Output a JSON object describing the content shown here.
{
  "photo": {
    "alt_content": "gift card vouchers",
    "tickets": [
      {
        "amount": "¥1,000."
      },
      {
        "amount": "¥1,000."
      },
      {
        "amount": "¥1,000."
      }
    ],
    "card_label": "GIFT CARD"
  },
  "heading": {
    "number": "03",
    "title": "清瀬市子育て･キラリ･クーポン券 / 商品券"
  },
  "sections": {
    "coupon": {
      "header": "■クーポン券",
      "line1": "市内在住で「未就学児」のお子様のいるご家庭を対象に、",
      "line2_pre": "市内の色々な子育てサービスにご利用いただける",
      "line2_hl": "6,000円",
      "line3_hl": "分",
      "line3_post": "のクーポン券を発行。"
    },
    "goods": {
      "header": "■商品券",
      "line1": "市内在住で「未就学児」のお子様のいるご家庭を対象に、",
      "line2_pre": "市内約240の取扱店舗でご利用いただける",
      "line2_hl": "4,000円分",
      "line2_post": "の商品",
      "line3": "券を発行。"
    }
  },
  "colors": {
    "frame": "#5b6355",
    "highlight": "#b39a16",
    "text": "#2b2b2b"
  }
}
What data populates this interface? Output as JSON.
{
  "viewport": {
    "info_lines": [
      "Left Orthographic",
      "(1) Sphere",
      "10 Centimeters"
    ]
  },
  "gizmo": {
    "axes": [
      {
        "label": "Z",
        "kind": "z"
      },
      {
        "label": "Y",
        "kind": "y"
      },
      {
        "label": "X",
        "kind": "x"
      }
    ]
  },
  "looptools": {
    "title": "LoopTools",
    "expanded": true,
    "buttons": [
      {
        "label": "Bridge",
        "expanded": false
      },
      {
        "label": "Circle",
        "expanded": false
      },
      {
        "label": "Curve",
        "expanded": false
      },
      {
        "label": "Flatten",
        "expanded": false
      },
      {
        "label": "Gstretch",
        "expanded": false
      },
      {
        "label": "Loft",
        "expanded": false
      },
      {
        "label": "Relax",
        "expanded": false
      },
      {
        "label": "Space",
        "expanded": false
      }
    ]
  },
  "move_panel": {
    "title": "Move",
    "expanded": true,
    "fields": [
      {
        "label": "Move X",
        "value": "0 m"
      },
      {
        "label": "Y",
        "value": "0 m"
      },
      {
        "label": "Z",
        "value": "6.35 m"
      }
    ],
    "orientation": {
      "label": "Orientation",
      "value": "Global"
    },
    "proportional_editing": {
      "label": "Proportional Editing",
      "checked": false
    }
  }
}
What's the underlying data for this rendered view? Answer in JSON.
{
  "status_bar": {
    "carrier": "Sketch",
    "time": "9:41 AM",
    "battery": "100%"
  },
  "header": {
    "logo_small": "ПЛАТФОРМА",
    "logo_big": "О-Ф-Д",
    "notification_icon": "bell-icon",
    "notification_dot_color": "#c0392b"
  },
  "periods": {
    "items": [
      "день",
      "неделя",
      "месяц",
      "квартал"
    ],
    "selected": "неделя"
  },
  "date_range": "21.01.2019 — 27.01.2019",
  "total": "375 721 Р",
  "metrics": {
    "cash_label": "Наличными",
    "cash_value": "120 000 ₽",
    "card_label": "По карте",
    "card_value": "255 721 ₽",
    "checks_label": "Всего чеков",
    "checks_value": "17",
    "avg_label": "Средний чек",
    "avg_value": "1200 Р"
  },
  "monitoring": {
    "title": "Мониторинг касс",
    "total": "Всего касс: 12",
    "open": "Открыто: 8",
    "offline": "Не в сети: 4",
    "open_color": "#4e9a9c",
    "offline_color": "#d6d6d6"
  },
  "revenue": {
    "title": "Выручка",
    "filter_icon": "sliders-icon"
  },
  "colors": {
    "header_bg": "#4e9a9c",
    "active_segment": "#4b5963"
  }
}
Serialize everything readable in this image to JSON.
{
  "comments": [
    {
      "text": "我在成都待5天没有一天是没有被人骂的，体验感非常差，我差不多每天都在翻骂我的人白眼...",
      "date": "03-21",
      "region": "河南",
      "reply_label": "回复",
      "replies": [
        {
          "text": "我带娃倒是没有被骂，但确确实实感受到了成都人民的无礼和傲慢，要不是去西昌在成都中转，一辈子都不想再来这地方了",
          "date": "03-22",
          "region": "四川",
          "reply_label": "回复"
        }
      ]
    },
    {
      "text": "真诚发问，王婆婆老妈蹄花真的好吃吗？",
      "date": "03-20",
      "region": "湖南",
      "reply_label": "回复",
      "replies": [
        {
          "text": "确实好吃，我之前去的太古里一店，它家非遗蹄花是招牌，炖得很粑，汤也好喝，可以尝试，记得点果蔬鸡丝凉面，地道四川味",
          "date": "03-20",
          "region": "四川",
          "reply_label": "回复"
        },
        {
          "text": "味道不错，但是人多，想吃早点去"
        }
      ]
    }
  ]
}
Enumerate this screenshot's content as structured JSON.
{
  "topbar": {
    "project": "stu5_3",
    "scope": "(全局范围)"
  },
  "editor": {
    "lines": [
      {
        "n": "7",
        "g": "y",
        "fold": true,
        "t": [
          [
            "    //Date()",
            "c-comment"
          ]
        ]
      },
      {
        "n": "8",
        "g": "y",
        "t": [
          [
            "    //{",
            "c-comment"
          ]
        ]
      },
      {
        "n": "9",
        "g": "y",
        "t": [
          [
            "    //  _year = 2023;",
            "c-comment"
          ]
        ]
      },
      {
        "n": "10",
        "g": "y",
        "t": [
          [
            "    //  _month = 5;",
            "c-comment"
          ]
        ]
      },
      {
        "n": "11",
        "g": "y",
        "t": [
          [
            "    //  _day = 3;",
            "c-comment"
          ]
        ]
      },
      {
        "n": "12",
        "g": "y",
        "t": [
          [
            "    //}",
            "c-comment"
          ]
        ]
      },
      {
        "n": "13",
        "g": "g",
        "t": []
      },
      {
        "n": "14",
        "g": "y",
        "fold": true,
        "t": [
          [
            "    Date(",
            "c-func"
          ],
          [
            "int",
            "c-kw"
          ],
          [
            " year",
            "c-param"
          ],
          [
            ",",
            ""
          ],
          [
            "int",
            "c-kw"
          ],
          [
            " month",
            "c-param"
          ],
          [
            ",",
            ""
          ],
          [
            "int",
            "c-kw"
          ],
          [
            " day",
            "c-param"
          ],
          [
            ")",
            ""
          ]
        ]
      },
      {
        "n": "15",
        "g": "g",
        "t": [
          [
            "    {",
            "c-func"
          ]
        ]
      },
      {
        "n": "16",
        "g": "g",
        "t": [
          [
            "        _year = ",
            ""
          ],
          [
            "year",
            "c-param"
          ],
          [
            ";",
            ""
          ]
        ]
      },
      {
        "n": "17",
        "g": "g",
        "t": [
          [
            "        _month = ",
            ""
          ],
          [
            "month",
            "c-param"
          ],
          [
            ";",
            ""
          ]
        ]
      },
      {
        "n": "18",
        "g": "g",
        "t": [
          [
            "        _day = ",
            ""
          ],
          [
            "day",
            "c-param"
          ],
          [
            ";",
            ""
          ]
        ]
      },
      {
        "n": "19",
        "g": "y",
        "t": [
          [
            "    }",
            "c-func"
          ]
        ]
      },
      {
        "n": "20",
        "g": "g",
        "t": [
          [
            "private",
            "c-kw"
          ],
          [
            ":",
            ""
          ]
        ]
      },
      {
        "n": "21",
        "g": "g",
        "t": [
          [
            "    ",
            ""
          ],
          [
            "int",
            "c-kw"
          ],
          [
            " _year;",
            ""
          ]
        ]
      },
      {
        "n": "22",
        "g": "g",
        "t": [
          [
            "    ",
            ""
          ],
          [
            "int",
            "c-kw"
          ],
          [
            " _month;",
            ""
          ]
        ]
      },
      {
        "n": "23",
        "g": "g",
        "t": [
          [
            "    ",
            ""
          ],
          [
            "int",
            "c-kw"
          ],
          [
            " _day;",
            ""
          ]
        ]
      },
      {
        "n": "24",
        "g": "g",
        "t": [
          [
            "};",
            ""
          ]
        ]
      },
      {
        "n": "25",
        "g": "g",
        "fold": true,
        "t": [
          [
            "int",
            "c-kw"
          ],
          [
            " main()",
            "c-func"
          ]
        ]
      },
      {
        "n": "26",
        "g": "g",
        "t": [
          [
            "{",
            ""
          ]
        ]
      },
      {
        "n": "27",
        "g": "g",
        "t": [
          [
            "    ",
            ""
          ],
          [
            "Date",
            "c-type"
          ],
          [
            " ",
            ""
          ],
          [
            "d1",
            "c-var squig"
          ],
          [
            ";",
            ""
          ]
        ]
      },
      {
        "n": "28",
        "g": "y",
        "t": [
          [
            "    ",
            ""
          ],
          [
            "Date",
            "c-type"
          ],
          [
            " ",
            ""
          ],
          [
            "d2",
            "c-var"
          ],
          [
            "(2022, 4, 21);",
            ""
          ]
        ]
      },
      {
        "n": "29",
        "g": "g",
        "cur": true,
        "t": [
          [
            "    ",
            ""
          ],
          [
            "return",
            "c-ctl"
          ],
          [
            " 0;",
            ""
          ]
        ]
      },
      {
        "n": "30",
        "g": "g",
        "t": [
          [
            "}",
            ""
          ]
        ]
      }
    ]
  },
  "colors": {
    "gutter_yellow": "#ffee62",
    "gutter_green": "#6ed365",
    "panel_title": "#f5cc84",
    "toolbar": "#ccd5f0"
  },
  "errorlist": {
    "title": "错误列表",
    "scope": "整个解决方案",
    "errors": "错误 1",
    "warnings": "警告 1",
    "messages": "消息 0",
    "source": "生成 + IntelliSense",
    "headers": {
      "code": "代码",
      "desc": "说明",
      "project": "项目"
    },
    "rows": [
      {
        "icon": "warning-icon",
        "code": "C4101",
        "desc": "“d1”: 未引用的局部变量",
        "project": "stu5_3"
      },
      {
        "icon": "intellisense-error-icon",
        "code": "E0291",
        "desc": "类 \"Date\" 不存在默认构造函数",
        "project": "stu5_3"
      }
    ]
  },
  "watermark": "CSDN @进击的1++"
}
---
BRIEF =
Go through the entries and return each line where the word "region" appears.

SOLUTION FOR THIS PROBLEM =
      "region": "河南",
          "region": "四川",
      "region": "湖南",
          "region": "四川",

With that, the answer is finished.